------ Records for this exercise ------
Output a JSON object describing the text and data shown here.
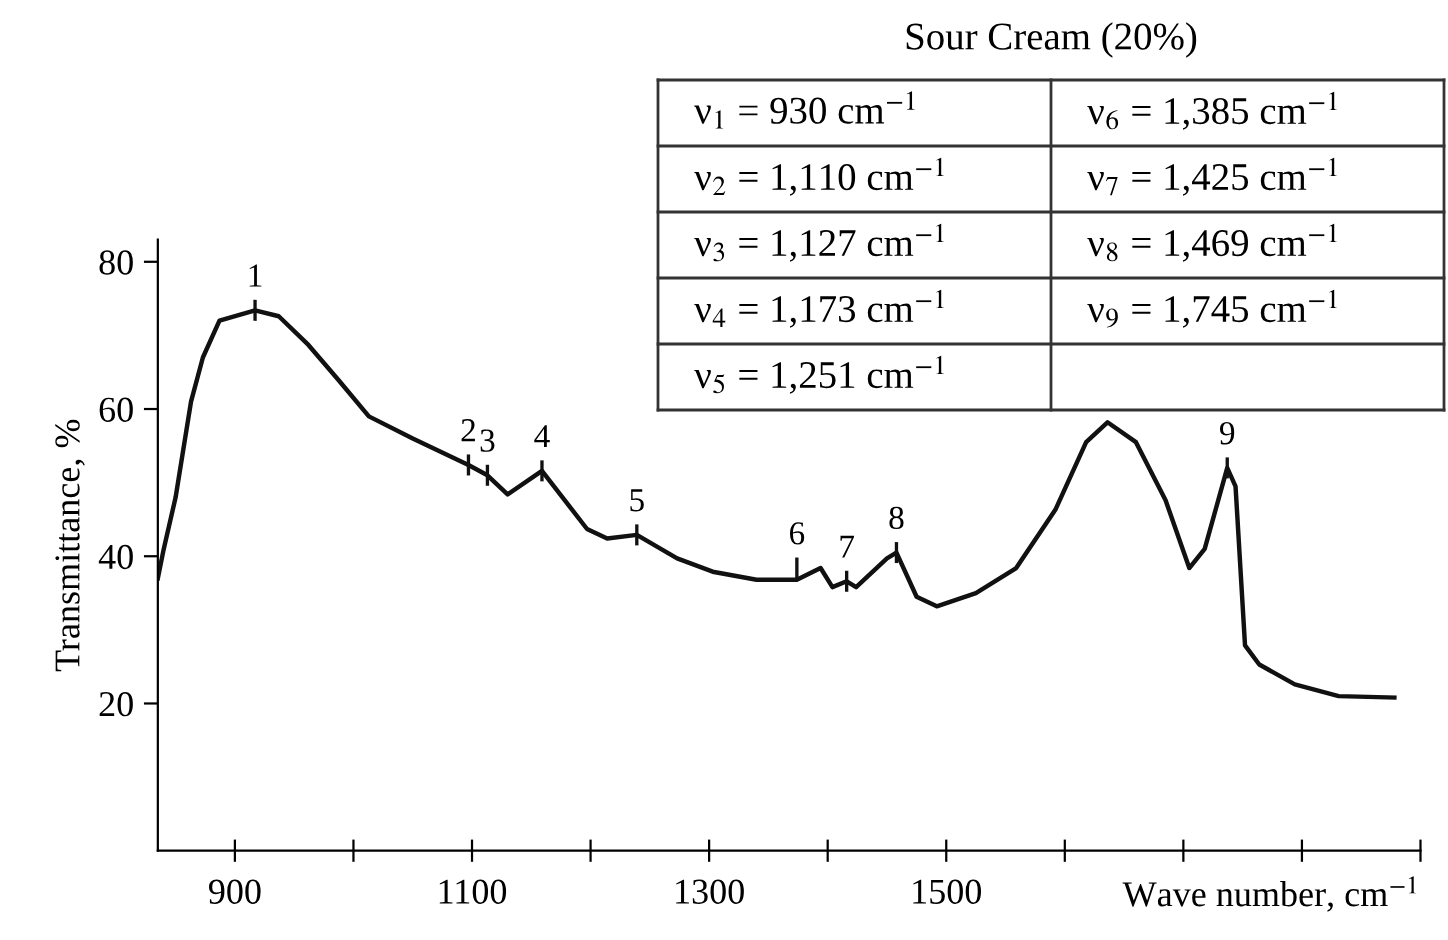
{
  "chart_data": {
    "type": "line",
    "title": "Sour Cream (20%)",
    "xlabel": "Wave number, cm$^{−1}$",
    "ylabel": "Transmittance, %",
    "x": [
      835,
      840,
      850,
      856,
      863,
      873,
      887,
      917,
      937,
      962,
      987,
      1013,
      1050,
      1097,
      1113,
      1130,
      1159,
      1197,
      1214,
      1239,
      1273,
      1303,
      1340,
      1374,
      1394,
      1404,
      1416,
      1424,
      1450,
      1458,
      1475,
      1492,
      1525,
      1559,
      1592,
      1618,
      1636,
      1660,
      1685,
      1705,
      1718,
      1737,
      1744,
      1752,
      1764,
      1794,
      1831,
      1878
    ],
    "series": [
      {
        "color": "#111111",
        "values": [
          37,
          41,
          48,
          54,
          61,
          67,
          72,
          73.4,
          72.6,
          68.7,
          64,
          59,
          56,
          52.4,
          51,
          48.4,
          51.6,
          43.7,
          42.4,
          42.9,
          39.7,
          37.9,
          36.8,
          36.8,
          38.4,
          35.8,
          36.6,
          35.8,
          39.7,
          40.5,
          34.5,
          33.2,
          35,
          38.4,
          46.3,
          55.5,
          58.2,
          55.5,
          47.6,
          38.4,
          41,
          52,
          49.5,
          27.9,
          25.3,
          22.6,
          21,
          20.8
        ]
      }
    ],
    "xlim": [
      835,
      1900
    ],
    "ylim": [
      0,
      83
    ],
    "xticks": [
      900,
      {
        "value": 1000,
        "label": null
      },
      1100,
      {
        "value": 1200,
        "label": null
      },
      1300,
      {
        "value": 1400,
        "label": null
      },
      1500,
      {
        "value": 1600,
        "label": null
      },
      {
        "value": 1700,
        "label": null
      },
      {
        "value": 1800,
        "label": null
      },
      {
        "value": 1900,
        "label": null
      }
    ],
    "yticks": [
      20,
      40,
      60,
      80
    ],
    "grid": false,
    "legend": false,
    "marker": "none",
    "line_style": "solid",
    "annotations": [
      {
        "text": "1",
        "x": 917,
        "y": 73.4
      },
      {
        "text": "2",
        "x": 1097,
        "y": 52.4
      },
      {
        "text": "3",
        "x": 1113,
        "y": 51
      },
      {
        "text": "4",
        "x": 1159,
        "y": 51.6
      },
      {
        "text": "5",
        "x": 1239,
        "y": 42.9
      },
      {
        "text": "6",
        "x": 1374,
        "y": 38.4
      },
      {
        "text": "7",
        "x": 1416,
        "y": 36.6
      },
      {
        "text": "8",
        "x": 1458,
        "y": 40.5
      },
      {
        "text": "9",
        "x": 1737,
        "y": 52
      },
      "ν$_{1}$ = 930 cm$^{−1}$",
      "ν$_{2}$ = 1,110 cm$^{−1}$",
      "ν$_{3}$ = 1,127 cm$^{−1}$",
      "ν$_{4}$ = 1,173 cm$^{−1}$",
      "ν$_{5}$ = 1,251 cm$^{−1}$",
      "ν$_{6}$ = 1,385 cm$^{−1}$",
      "ν$_{7}$ = 1,425 cm$^{−1}$",
      "ν$_{8}$ = 1,469 cm$^{−1}$",
      "ν$_{9}$ = 1,745 cm$^{−1}$"
    ]
  }
}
------
> **Task to complete**: Lines that include the word "text" — how many are there in the data? Answer with the number alone.

> **Correct response**: 10